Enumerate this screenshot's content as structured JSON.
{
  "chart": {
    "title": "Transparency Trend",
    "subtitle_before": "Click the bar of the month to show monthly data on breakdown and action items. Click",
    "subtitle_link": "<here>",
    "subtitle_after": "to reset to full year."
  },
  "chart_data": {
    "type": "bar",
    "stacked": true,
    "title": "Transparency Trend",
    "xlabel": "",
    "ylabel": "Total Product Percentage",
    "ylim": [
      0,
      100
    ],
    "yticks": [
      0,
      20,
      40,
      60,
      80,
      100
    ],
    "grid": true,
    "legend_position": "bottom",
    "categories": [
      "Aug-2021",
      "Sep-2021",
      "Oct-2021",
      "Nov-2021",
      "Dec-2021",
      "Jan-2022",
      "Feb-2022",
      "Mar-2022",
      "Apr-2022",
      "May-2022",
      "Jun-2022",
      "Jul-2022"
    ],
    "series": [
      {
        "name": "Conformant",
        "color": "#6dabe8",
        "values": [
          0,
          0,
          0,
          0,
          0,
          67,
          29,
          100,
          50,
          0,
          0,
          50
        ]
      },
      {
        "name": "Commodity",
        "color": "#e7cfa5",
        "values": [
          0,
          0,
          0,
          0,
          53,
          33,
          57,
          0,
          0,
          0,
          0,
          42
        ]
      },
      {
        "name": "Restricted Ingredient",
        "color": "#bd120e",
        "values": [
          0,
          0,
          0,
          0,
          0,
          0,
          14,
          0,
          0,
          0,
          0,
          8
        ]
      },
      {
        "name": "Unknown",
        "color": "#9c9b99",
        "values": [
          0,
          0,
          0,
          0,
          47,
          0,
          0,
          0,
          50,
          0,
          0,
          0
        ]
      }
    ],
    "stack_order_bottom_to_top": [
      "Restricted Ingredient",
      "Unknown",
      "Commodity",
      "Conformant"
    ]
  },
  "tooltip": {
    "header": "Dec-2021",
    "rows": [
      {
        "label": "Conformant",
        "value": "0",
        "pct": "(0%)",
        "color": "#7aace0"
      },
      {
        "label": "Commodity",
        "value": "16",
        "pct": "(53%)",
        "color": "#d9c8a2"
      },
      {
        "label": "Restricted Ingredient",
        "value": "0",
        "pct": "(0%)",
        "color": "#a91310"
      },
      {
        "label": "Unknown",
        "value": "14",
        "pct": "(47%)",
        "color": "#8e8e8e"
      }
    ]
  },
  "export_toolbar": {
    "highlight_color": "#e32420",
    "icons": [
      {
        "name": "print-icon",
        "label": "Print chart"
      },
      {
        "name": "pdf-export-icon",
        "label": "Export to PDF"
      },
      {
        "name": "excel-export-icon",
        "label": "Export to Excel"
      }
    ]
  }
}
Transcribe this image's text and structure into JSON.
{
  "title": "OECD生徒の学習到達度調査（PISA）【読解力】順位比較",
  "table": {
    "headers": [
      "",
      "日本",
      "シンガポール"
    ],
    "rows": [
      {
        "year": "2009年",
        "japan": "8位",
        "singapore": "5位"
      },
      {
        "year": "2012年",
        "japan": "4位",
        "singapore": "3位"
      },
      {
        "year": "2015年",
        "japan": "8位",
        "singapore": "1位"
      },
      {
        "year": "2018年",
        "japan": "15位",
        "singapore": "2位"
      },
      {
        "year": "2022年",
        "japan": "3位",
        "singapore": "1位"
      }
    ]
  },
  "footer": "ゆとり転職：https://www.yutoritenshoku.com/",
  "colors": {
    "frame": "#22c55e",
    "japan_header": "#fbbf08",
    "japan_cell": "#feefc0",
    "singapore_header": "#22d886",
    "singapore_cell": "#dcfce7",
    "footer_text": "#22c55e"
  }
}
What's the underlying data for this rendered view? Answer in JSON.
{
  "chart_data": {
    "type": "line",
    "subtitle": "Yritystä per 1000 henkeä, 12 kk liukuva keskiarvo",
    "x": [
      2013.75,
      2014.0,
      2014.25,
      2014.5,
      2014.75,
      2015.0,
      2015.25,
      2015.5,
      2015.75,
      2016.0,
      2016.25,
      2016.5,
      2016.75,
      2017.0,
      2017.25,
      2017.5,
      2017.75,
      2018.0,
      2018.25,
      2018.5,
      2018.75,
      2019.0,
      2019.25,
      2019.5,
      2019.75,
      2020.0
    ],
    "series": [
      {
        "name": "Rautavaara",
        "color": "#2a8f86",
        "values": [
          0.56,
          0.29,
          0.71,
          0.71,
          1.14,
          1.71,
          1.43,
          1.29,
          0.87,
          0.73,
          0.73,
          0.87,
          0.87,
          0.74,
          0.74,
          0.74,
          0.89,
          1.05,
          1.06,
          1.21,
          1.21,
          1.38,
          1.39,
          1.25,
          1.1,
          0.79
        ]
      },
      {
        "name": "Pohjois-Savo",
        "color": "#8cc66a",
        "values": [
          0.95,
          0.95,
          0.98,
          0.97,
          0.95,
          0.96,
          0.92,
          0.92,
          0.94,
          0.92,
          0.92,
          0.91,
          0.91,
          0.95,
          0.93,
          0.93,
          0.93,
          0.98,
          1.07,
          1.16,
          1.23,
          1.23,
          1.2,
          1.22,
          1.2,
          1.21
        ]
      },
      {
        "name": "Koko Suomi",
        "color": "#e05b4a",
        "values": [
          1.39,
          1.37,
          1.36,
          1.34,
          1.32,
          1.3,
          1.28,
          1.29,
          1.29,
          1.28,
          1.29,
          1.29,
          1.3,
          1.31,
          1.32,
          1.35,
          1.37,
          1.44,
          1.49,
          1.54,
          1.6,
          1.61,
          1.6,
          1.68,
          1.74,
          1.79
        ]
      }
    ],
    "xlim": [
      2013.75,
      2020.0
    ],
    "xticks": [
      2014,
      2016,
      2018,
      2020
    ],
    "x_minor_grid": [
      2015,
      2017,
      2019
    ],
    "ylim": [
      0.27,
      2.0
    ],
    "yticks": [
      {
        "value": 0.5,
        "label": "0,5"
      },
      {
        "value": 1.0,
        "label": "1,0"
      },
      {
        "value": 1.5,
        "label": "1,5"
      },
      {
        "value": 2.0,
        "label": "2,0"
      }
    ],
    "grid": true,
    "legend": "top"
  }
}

Task to carry out -> Find the lines above holding the word "Restricted" and show them.

Response to the exercise ->
        "name": "Restricted Ingredient",
      "Restricted Ingredient",
        "label": "Restricted Ingredient",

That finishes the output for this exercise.